SET EXERCISE:
The data below is to be returned in full and exactly.

======== RECORD SET

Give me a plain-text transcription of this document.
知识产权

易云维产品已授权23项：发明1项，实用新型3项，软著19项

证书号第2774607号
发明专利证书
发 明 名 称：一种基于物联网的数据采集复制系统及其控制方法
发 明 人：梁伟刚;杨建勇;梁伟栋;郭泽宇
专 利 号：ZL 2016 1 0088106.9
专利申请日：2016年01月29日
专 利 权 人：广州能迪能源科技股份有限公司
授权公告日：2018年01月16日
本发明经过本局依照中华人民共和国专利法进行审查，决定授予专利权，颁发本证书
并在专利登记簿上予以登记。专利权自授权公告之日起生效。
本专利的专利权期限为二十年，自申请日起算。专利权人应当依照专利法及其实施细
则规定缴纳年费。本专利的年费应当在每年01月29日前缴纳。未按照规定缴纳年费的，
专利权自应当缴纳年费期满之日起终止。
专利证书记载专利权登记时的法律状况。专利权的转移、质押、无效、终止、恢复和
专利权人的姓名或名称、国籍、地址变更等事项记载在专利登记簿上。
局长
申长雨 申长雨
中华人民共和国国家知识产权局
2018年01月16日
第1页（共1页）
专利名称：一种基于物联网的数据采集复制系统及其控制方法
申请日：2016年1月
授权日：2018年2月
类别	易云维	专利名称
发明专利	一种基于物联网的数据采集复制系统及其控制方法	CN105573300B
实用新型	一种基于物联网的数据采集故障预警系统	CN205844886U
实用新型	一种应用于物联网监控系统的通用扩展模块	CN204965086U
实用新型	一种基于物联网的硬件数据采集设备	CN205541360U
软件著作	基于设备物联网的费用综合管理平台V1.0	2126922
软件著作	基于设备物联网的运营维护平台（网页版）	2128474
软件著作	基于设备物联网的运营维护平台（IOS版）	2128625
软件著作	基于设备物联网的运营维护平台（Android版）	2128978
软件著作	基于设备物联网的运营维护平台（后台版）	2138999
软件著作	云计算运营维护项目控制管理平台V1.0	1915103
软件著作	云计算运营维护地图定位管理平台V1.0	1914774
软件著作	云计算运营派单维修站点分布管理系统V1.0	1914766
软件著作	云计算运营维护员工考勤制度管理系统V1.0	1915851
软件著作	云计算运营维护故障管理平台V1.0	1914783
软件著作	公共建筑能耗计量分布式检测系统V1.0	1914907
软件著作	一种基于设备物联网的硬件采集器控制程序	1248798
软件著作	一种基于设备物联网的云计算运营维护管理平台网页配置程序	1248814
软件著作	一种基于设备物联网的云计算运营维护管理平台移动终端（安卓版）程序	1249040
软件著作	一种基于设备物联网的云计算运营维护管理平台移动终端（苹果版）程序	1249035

================

FINAL RESULT:
Give me a plain-text transcription of this document.
知识产权

易云维产品已授权23项：发明1项，实用新型3项，软著19项

证书号第2774607号
发明专利证书
发 明 名 称：一种基于物联网的数据采集复制系统及其控制方法
发 明 人：梁伟刚;杨建勇;梁伟栋;郭泽宇
专 利 号：ZL 2016 1 0088106.9
专利申请日：2016年01月29日
专 利 权 人：广州能迪能源科技股份有限公司
授权公告日：2018年01月16日
本发明经过本局依照中华人民共和国专利法进行审查，决定授予专利权，颁发本证书
并在专利登记簿上予以登记。专利权自授权公告之日起生效。
本专利的专利权期限为二十年，自申请日起算。专利权人应当依照专利法及其实施细
则规定缴纳年费。本专利的年费应当在每年01月29日前缴纳。未按照规定缴纳年费的，
专利权自应当缴纳年费期满之日起终止。
专利证书记载专利权登记时的法律状况。专利权的转移、质押、无效、终止、恢复和
专利权人的姓名或名称、国籍、地址变更等事项记载在专利登记簿上。
局长
申长雨 申长雨
中华人民共和国国家知识产权局
2018年01月16日
第1页（共1页）
专利名称：一种基于物联网的数据采集复制系统及其控制方法
申请日：2016年1月
授权日：2018年2月
类别	易云维	专利名称
发明专利	一种基于物联网的数据采集复制系统及其控制方法	CN105573300B
实用新型	一种基于物联网的数据采集故障预警系统	CN205844886U
实用新型	一种应用于物联网监控系统的通用扩展模块	CN204965086U
实用新型	一种基于物联网的硬件数据采集设备	CN205541360U
软件著作	基于设备物联网的费用综合管理平台V1.0	2126922
软件著作	基于设备物联网的运营维护平台（网页版）	2128474
软件著作	基于设备物联网的运营维护平台（IOS版）	2128625
软件著作	基于设备物联网的运营维护平台（Android版）	2128978
软件著作	基于设备物联网的运营维护平台（后台版）	2138999
软件著作	云计算运营维护项目控制管理平台V1.0	1915103
软件著作	云计算运营维护地图定位管理平台V1.0	1914774
软件著作	云计算运营派单维修站点分布管理系统V1.0	1914766
软件著作	云计算运营维护员工考勤制度管理系统V1.0	1915851
软件著作	云计算运营维护故障管理平台V1.0	1914783
软件著作	公共建筑能耗计量分布式检测系统V1.0	1914907
软件著作	一种基于设备物联网的硬件采集器控制程序	1248798
软件著作	一种基于设备物联网的云计算运营维护管理平台网页配置程序	1248814
软件著作	一种基于设备物联网的云计算运营维护管理平台移动终端（安卓版）程序	1249040
软件著作	一种基于设备物联网的云计算运营维护管理平台移动终端（苹果版）程序	1249035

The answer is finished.